> [Exercise objective] Can you repeat, word for word, the part of the article on pub closures below that runs from "I wrote this" up to and including "continue to disappear."?

I wrote this article some time ago, when I had returned from Mexico in the summer of 2010, to find the pub I used to work in closed-for-good. The pub was the beating heart of a very localised community, and I was very sad to see it go. Unfortunately decent drinking holes continue to disappear.
Public Ouste
Following my leave of
university last year, I decided to put my pretty successful history degree
temporarily to one side and begin looking for bar work. The kind of work that
you never have to take home with you, where you can forget about the pressure
of writing dissertations and the only interviews occur across the bar when
you’re serving white wine spritzers. Of course, having jostled for endless
hours in university libraries to find the last copy of an essential journal,
and having wrestled with two dissertations to see me through to my final exams
to finish a campaign of blood and gore (I’m referring to my study on the
Mexican Revolution) bar work was not a job I intended to do forever. But after
gathering the cash (in hand) and enjoying a fantastic time in southern Mexico,
I returned not to the lively joking and banter of the Deptford Arms and its
artistically decorated exterior, but to the plastic green and yellow of another
tacky bookmaker’s dominating the high street, and so my temporary bubble had
burst.
This was a big loss for me,
but undoubtedly a bigger loss for many of the locals. And not just the locals
of the Deptford Arms but other locals in other regions across the country,
because it symbolises an epidemic of failing profits and closing pubs which
have stood to serve as public houses for the people of Britain. The statistics
of the BBPA claim that in July 2009 52 pubs were closing per week, reducing
jobs by 24000 per year, at a huge cost to the treasury in the form of unemployment
benefits. Apparently this was the steepest rate of decline in the business
since records began in 1990.

> [Given data]
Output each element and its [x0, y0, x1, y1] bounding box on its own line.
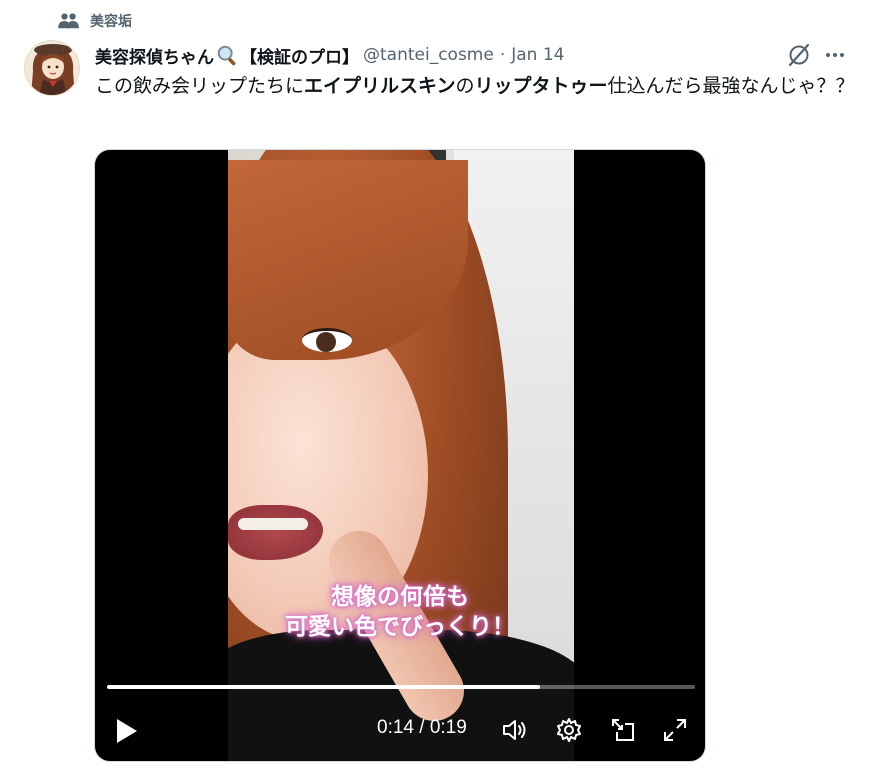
- community-label[interactable]: 美容垢: [90, 11, 132, 31]
- eye: [302, 328, 352, 352]
- pip-icon[interactable]: [609, 716, 637, 744]
- more-dot: [833, 53, 837, 57]
- tweet-text: この飲み会リップたちにエイプリルスキンのリップタトゥー仕込んだら最強なんじゃ？？: [95, 72, 855, 100]
- video-time: 0:14 / 0:19: [377, 717, 467, 738]
- video-player[interactable]: 想像の何倍も 可愛い色でびっくり！ 0:14 / 0:19: [94, 149, 706, 762]
- more-dot: [826, 53, 830, 57]
- author-handle[interactable]: @tantei_cosme: [363, 45, 494, 65]
- video-frame[interactable]: [228, 150, 574, 761]
- avatar-illustration: [25, 41, 79, 95]
- video-caption: 想像の何倍も 可愛い色でびっくり！: [265, 582, 535, 642]
- tweet-text-part: この飲み会リップたちに: [95, 75, 305, 97]
- progress-bar[interactable]: [107, 685, 695, 689]
- author-name-suffix[interactable]: 【検証のプロ】: [240, 43, 359, 68]
- magnifier-emoji-icon: [217, 45, 236, 66]
- caption-line-2: 可愛い色でびっくり！: [285, 613, 515, 640]
- teeth: [238, 518, 308, 530]
- community-icon: [58, 13, 79, 29]
- community-header[interactable]: 美容垢: [58, 10, 132, 32]
- caption-line-1: 想像の何倍も: [331, 583, 469, 610]
- avatar[interactable]: [24, 40, 80, 96]
- tweet-text-bold: リップタトゥー: [474, 75, 608, 97]
- more-icon[interactable]: [826, 46, 852, 64]
- tweet-text-bold: エイプリルスキン: [304, 75, 456, 97]
- grok-icon[interactable]: [786, 42, 812, 68]
- volume-icon[interactable]: [500, 716, 528, 744]
- progress-fill: [107, 685, 541, 689]
- separator-dot: ·: [499, 45, 506, 65]
- tweet-text-part: の: [455, 75, 475, 97]
- fullscreen-icon[interactable]: [661, 716, 689, 744]
- play-icon[interactable]: [113, 716, 141, 746]
- settings-icon[interactable]: [555, 716, 583, 744]
- more-dot: [840, 53, 844, 57]
- tweet-date[interactable]: Jan 14: [511, 45, 564, 65]
- author-name[interactable]: 美容探偵ちゃん: [95, 43, 214, 68]
- tweet-header: 美容探偵ちゃん 【検証のプロ】 @tantei_cosme · Jan 14: [95, 42, 565, 68]
- tweet-text-part: 仕込んだら最強なんじゃ？？: [607, 75, 855, 97]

> [Solution to this exercise]
I wrote this article some time ago, when I had returned from Mexico in the summer of 2010, to find the pub I used to work in closed-for-good. The pub was the beating heart of a very localised community, and I was very sad to see it go. Unfortunately decent drinking holes continue to disappear.